> [Written task] Check each line of the entries below for the string "title" and state how many lines have it, with no other text.

> [Supplied material]
┌──

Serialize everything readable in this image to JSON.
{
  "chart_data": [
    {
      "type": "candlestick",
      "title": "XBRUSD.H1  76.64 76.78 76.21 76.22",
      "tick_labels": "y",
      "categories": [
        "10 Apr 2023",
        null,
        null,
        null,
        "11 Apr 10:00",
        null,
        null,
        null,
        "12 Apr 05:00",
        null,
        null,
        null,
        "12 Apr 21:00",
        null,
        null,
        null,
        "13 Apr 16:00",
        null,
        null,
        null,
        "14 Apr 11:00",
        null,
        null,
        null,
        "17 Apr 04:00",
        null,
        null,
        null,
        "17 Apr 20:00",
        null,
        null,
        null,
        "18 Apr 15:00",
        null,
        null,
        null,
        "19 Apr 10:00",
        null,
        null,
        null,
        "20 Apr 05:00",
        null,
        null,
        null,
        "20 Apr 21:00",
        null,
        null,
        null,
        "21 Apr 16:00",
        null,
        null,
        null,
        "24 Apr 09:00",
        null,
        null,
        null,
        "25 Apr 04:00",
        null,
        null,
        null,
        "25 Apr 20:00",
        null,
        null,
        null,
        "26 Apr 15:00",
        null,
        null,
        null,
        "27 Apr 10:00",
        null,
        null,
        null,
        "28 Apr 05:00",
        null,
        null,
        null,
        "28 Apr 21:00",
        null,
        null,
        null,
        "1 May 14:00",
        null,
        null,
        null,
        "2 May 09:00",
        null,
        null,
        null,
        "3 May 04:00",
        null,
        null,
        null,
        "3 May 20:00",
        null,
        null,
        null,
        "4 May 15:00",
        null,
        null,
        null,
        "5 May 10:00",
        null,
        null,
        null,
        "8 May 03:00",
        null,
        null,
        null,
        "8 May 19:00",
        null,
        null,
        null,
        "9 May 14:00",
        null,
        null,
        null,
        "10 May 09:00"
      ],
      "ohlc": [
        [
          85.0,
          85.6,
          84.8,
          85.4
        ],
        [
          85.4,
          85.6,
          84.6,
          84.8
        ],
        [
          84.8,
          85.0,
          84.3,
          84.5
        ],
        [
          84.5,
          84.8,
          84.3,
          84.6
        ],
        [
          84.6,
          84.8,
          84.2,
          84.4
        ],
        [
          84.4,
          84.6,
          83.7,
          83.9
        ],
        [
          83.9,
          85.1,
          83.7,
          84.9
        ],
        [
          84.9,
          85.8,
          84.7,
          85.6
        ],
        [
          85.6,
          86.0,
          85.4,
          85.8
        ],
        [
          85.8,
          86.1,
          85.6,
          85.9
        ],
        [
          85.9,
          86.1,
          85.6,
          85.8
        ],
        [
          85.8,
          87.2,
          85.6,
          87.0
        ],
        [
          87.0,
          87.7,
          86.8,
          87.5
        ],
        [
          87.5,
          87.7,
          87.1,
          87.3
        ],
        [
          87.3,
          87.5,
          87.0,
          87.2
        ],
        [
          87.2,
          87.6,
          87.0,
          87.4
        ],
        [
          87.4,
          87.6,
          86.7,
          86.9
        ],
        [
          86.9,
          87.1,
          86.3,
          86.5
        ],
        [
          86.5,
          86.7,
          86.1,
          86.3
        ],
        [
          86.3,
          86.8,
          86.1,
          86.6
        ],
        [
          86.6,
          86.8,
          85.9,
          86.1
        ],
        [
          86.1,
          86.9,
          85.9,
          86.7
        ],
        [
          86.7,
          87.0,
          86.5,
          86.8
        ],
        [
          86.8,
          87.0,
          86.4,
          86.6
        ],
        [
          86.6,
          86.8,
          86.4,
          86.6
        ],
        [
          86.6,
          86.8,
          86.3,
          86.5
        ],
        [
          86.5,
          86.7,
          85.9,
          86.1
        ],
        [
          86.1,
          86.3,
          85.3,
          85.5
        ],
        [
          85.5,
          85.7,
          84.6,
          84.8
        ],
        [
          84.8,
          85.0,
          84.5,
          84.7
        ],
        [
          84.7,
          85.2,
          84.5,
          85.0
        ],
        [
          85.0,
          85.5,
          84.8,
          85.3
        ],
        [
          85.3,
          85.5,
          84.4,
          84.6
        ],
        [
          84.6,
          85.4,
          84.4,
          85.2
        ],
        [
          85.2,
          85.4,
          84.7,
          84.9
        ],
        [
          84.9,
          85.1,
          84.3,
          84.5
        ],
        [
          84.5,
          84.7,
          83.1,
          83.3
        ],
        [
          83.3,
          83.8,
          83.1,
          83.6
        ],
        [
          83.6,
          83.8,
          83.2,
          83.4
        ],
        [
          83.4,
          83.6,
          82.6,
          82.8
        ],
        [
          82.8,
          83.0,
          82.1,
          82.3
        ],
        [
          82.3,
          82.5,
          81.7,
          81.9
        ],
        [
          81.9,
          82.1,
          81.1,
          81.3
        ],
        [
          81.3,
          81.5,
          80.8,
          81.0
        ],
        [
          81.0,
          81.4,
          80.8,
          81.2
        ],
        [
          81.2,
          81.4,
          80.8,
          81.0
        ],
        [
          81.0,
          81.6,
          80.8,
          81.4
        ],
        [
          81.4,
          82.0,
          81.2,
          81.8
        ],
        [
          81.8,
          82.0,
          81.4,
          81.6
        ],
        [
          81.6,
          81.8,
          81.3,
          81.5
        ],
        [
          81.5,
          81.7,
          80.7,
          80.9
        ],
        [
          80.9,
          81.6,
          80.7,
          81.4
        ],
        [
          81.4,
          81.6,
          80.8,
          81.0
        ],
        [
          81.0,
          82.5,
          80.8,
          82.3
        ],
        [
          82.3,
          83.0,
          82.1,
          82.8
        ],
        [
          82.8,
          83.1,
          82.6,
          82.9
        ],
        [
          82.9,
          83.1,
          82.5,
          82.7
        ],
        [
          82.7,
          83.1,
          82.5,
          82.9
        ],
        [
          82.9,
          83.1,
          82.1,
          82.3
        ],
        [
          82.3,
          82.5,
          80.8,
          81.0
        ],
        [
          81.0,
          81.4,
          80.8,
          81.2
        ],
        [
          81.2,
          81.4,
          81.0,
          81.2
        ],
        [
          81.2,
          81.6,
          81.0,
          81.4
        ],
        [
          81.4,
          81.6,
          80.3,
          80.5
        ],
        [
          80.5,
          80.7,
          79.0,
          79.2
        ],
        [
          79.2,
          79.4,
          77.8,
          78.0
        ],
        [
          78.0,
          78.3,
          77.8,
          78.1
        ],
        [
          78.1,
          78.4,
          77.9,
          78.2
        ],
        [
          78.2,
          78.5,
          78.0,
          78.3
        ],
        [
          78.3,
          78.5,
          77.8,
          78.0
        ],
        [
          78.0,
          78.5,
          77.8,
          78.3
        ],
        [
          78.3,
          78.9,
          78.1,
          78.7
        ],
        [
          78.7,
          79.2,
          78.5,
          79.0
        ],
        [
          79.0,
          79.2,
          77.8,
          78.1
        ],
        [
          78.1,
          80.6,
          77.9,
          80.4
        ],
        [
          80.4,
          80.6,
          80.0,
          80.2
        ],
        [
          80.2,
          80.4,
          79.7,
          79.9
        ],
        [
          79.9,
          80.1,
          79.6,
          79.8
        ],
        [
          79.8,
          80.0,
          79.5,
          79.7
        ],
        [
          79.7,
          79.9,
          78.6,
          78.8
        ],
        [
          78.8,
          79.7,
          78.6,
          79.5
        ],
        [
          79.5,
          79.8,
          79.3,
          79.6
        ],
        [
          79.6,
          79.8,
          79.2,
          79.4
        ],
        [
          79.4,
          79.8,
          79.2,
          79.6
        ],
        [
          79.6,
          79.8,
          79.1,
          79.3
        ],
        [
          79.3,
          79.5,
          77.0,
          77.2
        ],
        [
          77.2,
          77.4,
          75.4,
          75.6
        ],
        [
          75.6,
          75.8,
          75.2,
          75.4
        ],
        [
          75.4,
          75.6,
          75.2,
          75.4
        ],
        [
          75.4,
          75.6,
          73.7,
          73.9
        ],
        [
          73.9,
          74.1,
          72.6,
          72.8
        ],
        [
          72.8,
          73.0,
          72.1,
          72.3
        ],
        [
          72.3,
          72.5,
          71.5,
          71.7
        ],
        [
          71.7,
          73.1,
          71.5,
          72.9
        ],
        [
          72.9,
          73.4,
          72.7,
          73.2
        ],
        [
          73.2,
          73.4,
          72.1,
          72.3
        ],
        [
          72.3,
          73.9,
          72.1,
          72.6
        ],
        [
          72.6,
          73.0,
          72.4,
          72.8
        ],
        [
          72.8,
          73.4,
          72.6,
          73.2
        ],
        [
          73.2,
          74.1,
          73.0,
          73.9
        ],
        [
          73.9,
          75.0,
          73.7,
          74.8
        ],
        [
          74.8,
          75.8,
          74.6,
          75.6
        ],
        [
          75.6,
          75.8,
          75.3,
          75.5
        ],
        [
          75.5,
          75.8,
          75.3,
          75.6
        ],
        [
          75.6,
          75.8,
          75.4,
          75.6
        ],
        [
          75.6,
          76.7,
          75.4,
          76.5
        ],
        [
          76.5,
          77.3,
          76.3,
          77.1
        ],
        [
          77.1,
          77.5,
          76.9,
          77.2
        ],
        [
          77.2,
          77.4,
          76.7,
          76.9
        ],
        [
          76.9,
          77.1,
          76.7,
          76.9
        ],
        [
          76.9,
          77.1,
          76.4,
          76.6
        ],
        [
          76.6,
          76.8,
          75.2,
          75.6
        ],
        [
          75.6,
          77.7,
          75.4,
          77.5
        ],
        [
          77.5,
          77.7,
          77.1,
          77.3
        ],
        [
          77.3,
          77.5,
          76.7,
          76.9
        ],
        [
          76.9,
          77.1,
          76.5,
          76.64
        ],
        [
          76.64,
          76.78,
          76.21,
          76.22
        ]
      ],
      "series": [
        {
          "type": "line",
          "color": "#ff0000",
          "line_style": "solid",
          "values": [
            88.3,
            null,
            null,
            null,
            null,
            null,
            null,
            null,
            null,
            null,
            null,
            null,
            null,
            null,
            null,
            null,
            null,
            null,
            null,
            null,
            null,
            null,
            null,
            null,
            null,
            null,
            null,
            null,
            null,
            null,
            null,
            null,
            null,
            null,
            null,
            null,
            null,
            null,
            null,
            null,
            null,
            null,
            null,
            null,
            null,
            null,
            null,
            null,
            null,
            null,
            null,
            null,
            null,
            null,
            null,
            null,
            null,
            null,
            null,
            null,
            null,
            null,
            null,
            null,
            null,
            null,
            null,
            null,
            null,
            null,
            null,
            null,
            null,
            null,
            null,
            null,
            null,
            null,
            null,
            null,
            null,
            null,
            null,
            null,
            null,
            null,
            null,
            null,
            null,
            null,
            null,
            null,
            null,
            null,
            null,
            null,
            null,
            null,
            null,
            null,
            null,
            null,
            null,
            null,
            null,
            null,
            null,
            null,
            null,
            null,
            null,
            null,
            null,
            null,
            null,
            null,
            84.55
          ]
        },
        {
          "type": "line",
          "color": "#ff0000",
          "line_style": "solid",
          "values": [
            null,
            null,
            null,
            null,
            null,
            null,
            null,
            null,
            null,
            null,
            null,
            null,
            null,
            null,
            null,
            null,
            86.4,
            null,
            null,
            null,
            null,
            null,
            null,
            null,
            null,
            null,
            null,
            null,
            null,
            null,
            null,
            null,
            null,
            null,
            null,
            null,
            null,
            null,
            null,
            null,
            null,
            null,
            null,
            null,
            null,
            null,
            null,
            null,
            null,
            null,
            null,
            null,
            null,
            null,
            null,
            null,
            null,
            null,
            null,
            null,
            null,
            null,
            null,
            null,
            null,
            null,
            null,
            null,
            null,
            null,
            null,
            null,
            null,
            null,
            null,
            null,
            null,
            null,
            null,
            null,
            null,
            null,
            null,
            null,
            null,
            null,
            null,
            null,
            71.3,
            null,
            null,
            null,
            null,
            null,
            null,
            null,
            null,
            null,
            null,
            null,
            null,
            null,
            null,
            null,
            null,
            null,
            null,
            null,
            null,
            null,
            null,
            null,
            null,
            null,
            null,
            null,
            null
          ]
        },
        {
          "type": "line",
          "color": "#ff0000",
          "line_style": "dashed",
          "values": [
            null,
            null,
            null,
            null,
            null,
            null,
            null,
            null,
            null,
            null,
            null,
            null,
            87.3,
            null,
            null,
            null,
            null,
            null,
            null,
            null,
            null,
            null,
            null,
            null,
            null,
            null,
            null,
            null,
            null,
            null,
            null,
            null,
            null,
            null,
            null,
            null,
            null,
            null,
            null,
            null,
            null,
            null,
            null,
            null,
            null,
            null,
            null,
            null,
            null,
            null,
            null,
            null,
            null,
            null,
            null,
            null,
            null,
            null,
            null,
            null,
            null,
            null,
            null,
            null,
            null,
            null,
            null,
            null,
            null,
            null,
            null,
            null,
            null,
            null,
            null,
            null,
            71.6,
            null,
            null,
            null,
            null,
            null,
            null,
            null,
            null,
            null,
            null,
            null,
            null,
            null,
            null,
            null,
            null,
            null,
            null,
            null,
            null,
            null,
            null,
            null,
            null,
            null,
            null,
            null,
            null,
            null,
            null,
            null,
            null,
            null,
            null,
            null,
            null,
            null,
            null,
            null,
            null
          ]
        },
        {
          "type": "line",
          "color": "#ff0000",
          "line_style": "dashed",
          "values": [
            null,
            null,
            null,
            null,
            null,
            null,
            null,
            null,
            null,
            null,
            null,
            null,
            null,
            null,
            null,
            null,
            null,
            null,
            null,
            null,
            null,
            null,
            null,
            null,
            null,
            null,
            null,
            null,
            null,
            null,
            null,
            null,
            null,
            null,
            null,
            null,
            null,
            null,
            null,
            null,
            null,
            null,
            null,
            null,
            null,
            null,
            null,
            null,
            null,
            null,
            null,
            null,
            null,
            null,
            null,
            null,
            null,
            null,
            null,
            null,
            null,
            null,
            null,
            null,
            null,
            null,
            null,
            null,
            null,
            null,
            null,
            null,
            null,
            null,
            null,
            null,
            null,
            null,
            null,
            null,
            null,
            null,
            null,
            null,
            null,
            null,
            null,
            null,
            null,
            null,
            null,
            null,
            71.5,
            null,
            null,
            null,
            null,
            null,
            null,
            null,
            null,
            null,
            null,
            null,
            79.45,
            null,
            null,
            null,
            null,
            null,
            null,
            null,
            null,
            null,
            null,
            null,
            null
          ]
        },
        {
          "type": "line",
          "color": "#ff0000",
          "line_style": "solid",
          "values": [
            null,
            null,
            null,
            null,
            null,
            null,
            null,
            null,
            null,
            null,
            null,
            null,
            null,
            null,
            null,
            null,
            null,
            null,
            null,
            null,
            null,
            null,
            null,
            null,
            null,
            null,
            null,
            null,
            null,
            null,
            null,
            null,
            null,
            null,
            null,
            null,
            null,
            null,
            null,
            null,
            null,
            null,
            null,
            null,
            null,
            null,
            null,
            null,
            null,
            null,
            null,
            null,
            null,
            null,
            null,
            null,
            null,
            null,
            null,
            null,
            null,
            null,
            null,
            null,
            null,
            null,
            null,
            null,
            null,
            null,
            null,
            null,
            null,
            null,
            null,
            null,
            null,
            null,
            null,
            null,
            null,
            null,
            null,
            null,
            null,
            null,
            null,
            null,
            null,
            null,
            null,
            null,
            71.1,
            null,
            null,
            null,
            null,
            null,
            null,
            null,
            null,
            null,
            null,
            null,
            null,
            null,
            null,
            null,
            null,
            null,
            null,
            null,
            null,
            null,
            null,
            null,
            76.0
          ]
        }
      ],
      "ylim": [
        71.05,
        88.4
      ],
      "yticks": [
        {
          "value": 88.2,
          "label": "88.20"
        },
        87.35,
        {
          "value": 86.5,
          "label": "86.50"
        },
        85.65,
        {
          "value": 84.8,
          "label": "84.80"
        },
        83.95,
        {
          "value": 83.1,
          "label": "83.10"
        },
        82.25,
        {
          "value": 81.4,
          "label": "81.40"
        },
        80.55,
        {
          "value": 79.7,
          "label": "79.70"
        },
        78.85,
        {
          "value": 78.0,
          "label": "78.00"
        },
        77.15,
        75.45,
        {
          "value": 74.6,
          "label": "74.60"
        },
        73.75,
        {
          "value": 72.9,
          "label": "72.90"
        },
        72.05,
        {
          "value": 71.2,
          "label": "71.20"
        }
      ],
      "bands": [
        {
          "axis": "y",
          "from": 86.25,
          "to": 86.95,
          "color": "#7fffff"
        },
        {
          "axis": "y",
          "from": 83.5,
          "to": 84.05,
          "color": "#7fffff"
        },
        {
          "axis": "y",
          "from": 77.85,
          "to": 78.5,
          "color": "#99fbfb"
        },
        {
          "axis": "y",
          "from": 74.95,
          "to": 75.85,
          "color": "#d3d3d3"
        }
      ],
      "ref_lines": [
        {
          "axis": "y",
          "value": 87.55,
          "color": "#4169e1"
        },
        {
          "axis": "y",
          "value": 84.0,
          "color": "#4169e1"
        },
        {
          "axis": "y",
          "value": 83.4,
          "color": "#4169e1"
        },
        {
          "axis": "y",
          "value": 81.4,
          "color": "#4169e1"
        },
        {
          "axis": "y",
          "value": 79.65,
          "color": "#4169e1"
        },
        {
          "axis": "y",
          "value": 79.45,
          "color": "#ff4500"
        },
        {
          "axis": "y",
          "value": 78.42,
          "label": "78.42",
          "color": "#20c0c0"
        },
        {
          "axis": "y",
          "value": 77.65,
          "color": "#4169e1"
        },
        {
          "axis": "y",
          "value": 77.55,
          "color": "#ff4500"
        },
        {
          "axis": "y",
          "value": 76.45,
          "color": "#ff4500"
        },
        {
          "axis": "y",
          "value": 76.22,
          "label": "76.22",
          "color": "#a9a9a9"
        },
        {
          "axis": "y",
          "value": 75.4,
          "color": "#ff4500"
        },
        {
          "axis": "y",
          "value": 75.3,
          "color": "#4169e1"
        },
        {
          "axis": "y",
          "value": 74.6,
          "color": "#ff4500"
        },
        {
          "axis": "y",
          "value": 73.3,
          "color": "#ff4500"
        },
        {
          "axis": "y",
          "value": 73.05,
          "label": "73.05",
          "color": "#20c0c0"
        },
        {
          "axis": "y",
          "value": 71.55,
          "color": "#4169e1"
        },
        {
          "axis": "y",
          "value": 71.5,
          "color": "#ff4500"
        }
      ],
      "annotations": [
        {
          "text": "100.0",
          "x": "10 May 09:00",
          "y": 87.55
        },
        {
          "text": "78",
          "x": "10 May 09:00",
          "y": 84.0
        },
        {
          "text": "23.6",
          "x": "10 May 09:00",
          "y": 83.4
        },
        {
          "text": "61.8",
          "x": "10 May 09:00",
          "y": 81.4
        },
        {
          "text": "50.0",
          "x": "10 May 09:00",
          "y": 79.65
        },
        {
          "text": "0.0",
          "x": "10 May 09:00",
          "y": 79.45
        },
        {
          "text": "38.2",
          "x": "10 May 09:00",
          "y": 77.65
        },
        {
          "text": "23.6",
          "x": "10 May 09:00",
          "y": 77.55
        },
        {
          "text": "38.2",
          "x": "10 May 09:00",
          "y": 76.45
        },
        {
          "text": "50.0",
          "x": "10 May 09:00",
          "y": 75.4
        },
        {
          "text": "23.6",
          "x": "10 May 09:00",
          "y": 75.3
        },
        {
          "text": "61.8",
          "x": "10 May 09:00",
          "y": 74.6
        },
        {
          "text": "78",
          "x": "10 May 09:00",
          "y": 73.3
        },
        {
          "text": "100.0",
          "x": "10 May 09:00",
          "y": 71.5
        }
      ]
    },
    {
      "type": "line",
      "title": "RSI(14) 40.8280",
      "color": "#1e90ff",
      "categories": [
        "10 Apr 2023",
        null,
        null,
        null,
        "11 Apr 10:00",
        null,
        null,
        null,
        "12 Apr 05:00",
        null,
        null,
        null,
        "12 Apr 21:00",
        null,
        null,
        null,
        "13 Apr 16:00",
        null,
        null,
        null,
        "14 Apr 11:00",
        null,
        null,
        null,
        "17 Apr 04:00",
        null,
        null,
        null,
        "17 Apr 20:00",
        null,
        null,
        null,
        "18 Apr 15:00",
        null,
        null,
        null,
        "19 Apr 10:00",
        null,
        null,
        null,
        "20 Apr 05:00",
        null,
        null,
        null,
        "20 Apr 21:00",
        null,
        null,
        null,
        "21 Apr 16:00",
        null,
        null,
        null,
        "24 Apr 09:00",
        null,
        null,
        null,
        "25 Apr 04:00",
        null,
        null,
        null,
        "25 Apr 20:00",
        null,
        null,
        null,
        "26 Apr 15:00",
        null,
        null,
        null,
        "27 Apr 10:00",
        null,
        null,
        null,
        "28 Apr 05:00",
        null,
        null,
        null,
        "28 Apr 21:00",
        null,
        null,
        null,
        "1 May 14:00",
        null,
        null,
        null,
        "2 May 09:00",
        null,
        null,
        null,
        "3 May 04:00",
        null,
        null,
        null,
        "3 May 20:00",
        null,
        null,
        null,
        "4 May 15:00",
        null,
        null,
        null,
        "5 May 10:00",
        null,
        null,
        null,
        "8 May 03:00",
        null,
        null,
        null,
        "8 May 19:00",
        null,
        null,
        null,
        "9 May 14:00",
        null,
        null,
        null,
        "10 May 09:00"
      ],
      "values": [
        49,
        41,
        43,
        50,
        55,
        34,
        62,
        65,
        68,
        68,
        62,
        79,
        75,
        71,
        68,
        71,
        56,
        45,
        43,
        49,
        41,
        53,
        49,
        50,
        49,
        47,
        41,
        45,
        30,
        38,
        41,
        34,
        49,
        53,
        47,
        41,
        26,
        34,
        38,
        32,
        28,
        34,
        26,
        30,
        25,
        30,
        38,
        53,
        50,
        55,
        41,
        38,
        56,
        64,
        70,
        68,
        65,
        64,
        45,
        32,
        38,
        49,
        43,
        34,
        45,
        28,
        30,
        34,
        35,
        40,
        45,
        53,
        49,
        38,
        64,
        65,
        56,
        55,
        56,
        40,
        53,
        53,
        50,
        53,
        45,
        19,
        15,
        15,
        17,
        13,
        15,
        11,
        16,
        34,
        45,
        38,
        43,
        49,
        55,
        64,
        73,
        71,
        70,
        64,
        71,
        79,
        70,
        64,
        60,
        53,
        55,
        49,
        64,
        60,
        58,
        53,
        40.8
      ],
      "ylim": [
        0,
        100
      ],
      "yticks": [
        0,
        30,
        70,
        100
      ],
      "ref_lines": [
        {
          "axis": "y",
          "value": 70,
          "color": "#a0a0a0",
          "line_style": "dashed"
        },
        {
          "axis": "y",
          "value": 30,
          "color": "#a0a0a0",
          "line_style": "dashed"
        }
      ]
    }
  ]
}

└──

> [Response to this exercise] 2